— start —

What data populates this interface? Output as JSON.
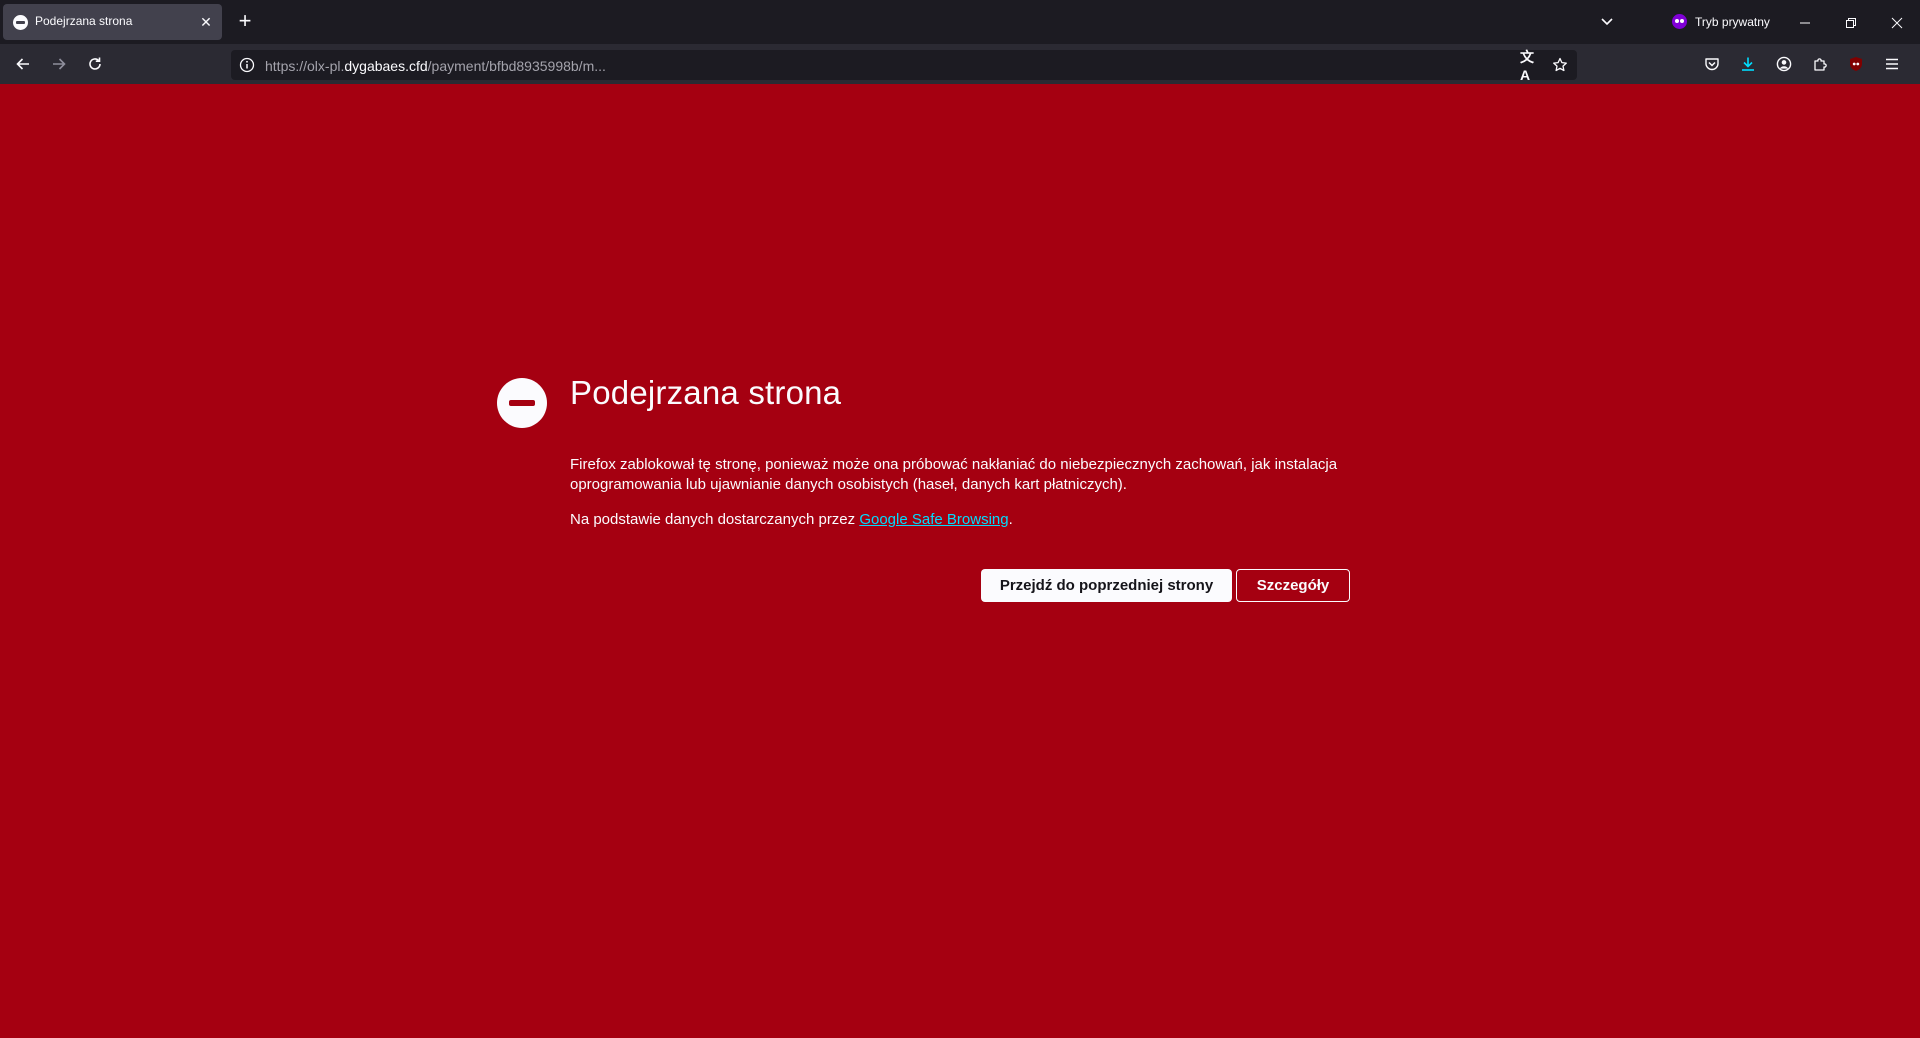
{
  "tab": {
    "title": "Podejrzana strona",
    "favicon": "blocked-icon",
    "close_glyph": "✕"
  },
  "tabstrip": {
    "new_tab_glyph": "+",
    "private_label": "Tryb prywatny"
  },
  "window_controls": {
    "minimize": "—",
    "restore": "❐",
    "close": "✕"
  },
  "urlbar": {
    "url_prefix": "https://olx-pl.",
    "url_domain": "dygabaes.cfd",
    "url_suffix": "/payment/bfbd8935998b/m...",
    "translate_glyph": "文A"
  },
  "error_page": {
    "title": "Podejrzana strona",
    "description": "Firefox zablokował tę stronę, ponieważ może ona próbować nakłaniać do niebezpiecznych zachowań, jak instalacja oprogramowania lub ujawnianie danych osobistych (haseł, danych kart płatniczych).",
    "source_prefix": "Na podstawie danych dostarczanych przez ",
    "source_link": "Google Safe Browsing",
    "source_suffix": ".",
    "go_back_label": "Przejdź do poprzedniej strony",
    "details_label": "Szczegóły"
  },
  "colors": {
    "page_background": "#a50011",
    "tabstrip": "#1c1b22",
    "navbar": "#2b2a33",
    "link": "#00ddff",
    "private_accent": "#8000d7",
    "download_accent": "#00ddff"
  }
}
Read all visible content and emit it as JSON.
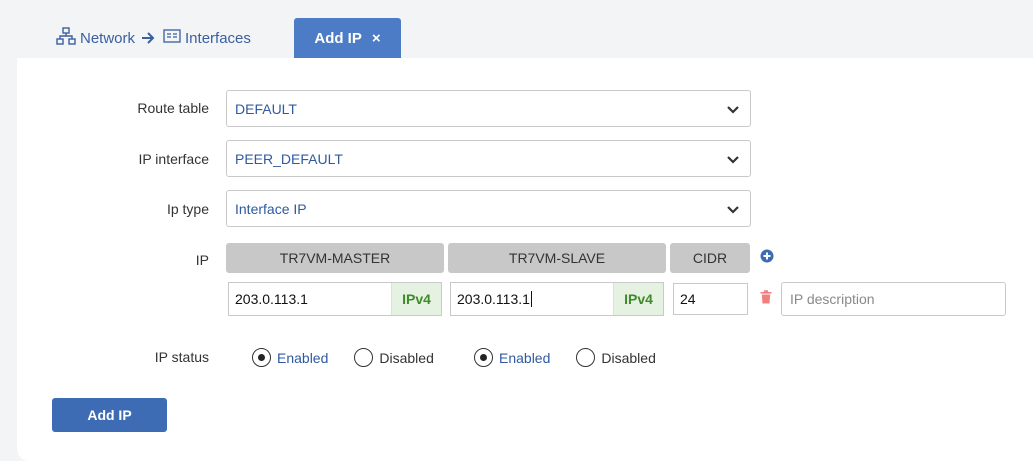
{
  "breadcrumb": {
    "network": "Network",
    "interfaces": "Interfaces"
  },
  "tab": {
    "label": "Add IP",
    "close": "×"
  },
  "form": {
    "route_table": {
      "label": "Route table",
      "value": "DEFAULT"
    },
    "ip_interface": {
      "label": "IP interface",
      "value": "PEER_DEFAULT"
    },
    "ip_type": {
      "label": "Ip type",
      "value": "Interface IP"
    },
    "ip": {
      "label": "IP",
      "headers": {
        "master": "TR7VM-MASTER",
        "slave": "TR7VM-SLAVE",
        "cidr": "CIDR"
      },
      "master_value": "203.0.113.1",
      "master_tag": "IPv4",
      "slave_value": "203.0.113.1",
      "slave_tag": "IPv4",
      "cidr_value": "24",
      "description_placeholder": "IP description"
    },
    "ip_status": {
      "label": "IP status",
      "master": {
        "enabled": "Enabled",
        "disabled": "Disabled",
        "selected": "enabled"
      },
      "slave": {
        "enabled": "Enabled",
        "disabled": "Disabled",
        "selected": "enabled"
      }
    },
    "submit_label": "Add IP"
  },
  "colors": {
    "accent": "#4d7cc7",
    "button": "#3d6cb5",
    "link": "#2f5aa0",
    "ipv4_tag_bg": "#e6f2e1",
    "ipv4_tag_text": "#3f8a2a",
    "delete": "#f08080"
  },
  "icons": {
    "network": "network-icon",
    "interfaces": "interfaces-icon",
    "arrow": "arrow-right-icon",
    "add": "plus-circle-icon",
    "delete": "trash-icon",
    "chevron": "chevron-down-icon"
  }
}
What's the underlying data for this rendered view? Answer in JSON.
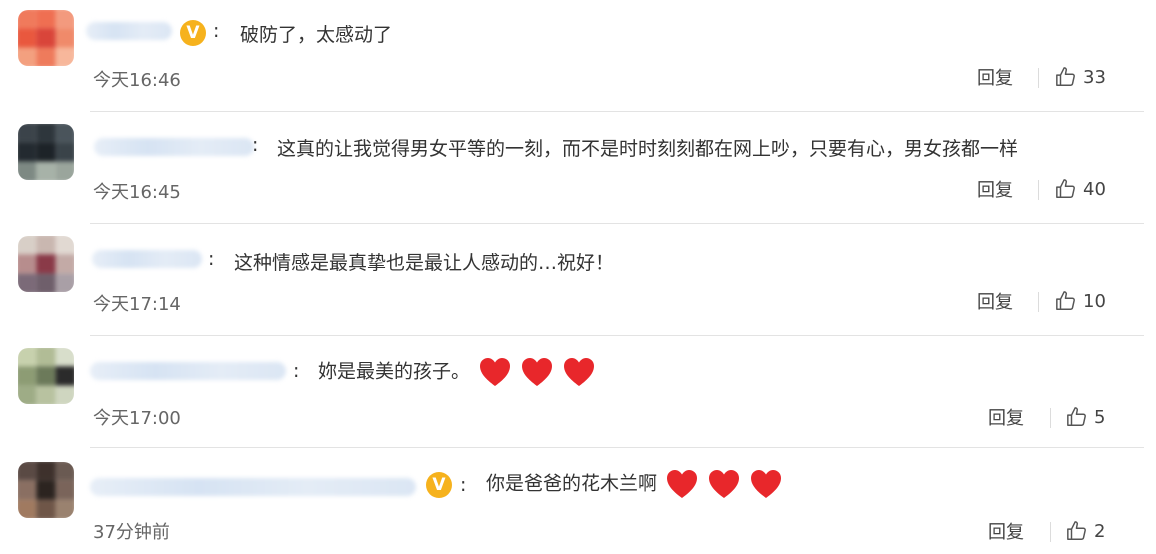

— end —

The request:
Copy the data exactly. Any picture it contains is to be omitted.

Output of the task:
What data populates this interface? Output as JSON.
{
  "tab": {
    "title": "Podejrzana strona",
    "favicon": "blocked-icon",
    "close_glyph": "✕"
  },
  "tabstrip": {
    "new_tab_glyph": "+",
    "private_label": "Tryb prywatny"
  },
  "window_controls": {
    "minimize": "—",
    "restore": "❐",
    "close": "✕"
  },
  "urlbar": {
    "url_prefix": "https://olx-pl.",
    "url_domain": "dygabaes.cfd",
    "url_suffix": "/payment/bfbd8935998b/m...",
    "translate_glyph": "文A"
  },
  "error_page": {
    "title": "Podejrzana strona",
    "description": "Firefox zablokował tę stronę, ponieważ może ona próbować nakłaniać do niebezpiecznych zachowań, jak instalacja oprogramowania lub ujawnianie danych osobistych (haseł, danych kart płatniczych).",
    "source_prefix": "Na podstawie danych dostarczanych przez ",
    "source_link": "Google Safe Browsing",
    "source_suffix": ".",
    "go_back_label": "Przejdź do poprzedniej strony",
    "details_label": "Szczegóły"
  },
  "colors": {
    "page_background": "#a50011",
    "tabstrip": "#1c1b22",
    "navbar": "#2b2a33",
    "link": "#00ddff",
    "private_accent": "#8000d7",
    "download_accent": "#00ddff"
  }
}
Read all visible content and emit it as JSON.
{
  "breadcrumb": {
    "network": "Network",
    "interfaces": "Interfaces"
  },
  "tab": {
    "label": "Add IP",
    "close": "×"
  },
  "form": {
    "route_table": {
      "label": "Route table",
      "value": "DEFAULT"
    },
    "ip_interface": {
      "label": "IP interface",
      "value": "PEER_DEFAULT"
    },
    "ip_type": {
      "label": "Ip type",
      "value": "Interface IP"
    },
    "ip": {
      "label": "IP",
      "headers": {
        "master": "TR7VM-MASTER",
        "slave": "TR7VM-SLAVE",
        "cidr": "CIDR"
      },
      "master_value": "203.0.113.1",
      "master_tag": "IPv4",
      "slave_value": "203.0.113.1",
      "slave_tag": "IPv4",
      "cidr_value": "24",
      "description_placeholder": "IP description"
    },
    "ip_status": {
      "label": "IP status",
      "master": {
        "enabled": "Enabled",
        "disabled": "Disabled",
        "selected": "enabled"
      },
      "slave": {
        "enabled": "Enabled",
        "disabled": "Disabled",
        "selected": "enabled"
      }
    },
    "submit_label": "Add IP"
  },
  "colors": {
    "accent": "#4d7cc7",
    "button": "#3d6cb5",
    "link": "#2f5aa0",
    "ipv4_tag_bg": "#e6f2e1",
    "ipv4_tag_text": "#3f8a2a",
    "delete": "#f08080"
  },
  "icons": {
    "network": "network-icon",
    "interfaces": "interfaces-icon",
    "arrow": "arrow-right-icon",
    "add": "plus-circle-icon",
    "delete": "trash-icon",
    "chevron": "chevron-down-icon"
  }
}
What's the underlying data for this rendered view? Answer in JSON.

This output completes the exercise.